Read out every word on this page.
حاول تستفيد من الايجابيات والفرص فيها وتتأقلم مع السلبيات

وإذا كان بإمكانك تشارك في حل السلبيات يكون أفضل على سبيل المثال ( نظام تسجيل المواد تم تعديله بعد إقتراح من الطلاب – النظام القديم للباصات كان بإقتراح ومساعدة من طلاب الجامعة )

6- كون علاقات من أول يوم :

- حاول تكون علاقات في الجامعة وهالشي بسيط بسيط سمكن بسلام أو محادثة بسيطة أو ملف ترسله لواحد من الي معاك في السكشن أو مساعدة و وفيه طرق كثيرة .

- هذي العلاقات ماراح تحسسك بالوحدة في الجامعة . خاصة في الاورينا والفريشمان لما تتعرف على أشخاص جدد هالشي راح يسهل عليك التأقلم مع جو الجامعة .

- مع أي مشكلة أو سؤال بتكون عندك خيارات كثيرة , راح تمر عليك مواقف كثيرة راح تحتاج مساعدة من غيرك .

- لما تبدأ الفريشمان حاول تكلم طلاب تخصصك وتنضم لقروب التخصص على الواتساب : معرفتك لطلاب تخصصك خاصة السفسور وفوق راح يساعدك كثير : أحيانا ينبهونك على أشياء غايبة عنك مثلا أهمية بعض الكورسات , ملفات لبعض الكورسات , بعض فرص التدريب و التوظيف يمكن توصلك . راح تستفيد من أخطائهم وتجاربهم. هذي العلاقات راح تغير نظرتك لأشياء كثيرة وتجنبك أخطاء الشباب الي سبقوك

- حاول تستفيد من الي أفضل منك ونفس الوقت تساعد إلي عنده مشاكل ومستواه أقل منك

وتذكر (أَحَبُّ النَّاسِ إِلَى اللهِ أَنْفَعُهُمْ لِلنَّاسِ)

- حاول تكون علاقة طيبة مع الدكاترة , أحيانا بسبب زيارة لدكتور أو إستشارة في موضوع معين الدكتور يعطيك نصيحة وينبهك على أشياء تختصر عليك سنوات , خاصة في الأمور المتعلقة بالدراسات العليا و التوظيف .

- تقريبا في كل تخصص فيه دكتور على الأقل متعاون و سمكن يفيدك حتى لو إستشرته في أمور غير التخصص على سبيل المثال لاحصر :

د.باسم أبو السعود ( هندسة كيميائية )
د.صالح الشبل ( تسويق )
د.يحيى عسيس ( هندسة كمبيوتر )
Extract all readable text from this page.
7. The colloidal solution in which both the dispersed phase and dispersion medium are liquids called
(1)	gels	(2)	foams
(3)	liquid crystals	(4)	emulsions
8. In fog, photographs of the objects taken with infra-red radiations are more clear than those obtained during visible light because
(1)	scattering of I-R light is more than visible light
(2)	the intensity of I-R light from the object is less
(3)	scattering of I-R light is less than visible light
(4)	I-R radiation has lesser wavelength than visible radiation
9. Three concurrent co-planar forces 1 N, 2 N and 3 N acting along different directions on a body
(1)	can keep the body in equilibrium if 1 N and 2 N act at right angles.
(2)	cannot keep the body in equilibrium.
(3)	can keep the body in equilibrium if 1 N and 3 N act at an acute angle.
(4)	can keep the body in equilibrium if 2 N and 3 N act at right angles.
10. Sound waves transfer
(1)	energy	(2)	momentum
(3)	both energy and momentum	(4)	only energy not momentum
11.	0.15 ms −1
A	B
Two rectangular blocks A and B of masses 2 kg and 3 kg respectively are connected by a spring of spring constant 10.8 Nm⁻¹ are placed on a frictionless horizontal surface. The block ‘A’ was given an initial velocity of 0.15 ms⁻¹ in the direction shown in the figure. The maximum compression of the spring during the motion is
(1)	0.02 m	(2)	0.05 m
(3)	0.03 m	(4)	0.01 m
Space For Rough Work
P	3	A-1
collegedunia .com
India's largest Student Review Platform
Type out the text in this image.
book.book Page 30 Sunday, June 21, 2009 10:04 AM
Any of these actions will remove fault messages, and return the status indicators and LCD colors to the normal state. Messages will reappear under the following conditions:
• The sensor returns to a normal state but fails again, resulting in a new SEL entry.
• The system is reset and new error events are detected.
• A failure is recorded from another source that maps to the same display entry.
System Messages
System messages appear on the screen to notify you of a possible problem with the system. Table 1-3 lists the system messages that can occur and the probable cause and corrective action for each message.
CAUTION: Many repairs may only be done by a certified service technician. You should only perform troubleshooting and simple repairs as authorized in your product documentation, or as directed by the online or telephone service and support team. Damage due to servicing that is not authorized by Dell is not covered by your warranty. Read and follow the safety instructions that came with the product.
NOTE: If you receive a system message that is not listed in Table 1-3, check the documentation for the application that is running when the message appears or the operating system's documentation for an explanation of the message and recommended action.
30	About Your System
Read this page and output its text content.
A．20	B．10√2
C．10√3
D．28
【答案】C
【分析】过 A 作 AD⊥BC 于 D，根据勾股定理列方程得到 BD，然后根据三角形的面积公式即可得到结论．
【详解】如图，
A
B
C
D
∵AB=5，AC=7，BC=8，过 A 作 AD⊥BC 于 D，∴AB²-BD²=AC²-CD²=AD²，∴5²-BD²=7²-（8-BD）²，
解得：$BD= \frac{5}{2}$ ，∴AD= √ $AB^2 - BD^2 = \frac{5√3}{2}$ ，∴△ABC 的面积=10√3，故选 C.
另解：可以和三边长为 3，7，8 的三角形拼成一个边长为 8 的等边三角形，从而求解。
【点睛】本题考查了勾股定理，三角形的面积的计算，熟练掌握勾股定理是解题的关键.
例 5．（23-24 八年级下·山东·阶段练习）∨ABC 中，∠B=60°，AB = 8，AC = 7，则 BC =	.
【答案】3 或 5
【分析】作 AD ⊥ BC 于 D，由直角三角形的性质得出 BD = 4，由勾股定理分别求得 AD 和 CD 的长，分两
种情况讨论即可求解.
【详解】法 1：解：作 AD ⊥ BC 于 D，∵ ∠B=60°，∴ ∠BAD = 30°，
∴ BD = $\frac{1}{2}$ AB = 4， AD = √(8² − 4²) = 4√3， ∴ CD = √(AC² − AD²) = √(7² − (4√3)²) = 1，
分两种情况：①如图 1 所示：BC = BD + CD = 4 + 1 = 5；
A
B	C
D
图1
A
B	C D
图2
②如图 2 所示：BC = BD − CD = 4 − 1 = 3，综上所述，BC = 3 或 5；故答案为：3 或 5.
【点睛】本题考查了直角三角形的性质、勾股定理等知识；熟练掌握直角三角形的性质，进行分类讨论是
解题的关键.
────────────────
WHAT IS BEING ASKED: From the listing above, copy every line that holds the string "الجامعة".

EXERCISE ANSWER:
وإذا كان بإمكانك تشارك في حل السلبيات يكون أفضل على سبيل المثال ( نظام تسجيل المواد تم تعديله بعد إقتراح من الطلاب – النظام القديم للباصات كان بإقتراح ومساعدة من طلاب الجامعة )
- حاول تكون علاقات في الجامعة وهالشي بسيط بسيط سمكن بسلام أو محادثة بسيطة أو ملف ترسله لواحد من الي معاك في السكشن أو مساعدة و وفيه طرق كثيرة .
- هذي العلاقات ماراح تحسسك بالوحدة في الجامعة . خاصة في الاورينا والفريشمان لما تتعرف على أشخاص جدد هالشي راح يسهل عليك التأقلم مع جو الجامعة .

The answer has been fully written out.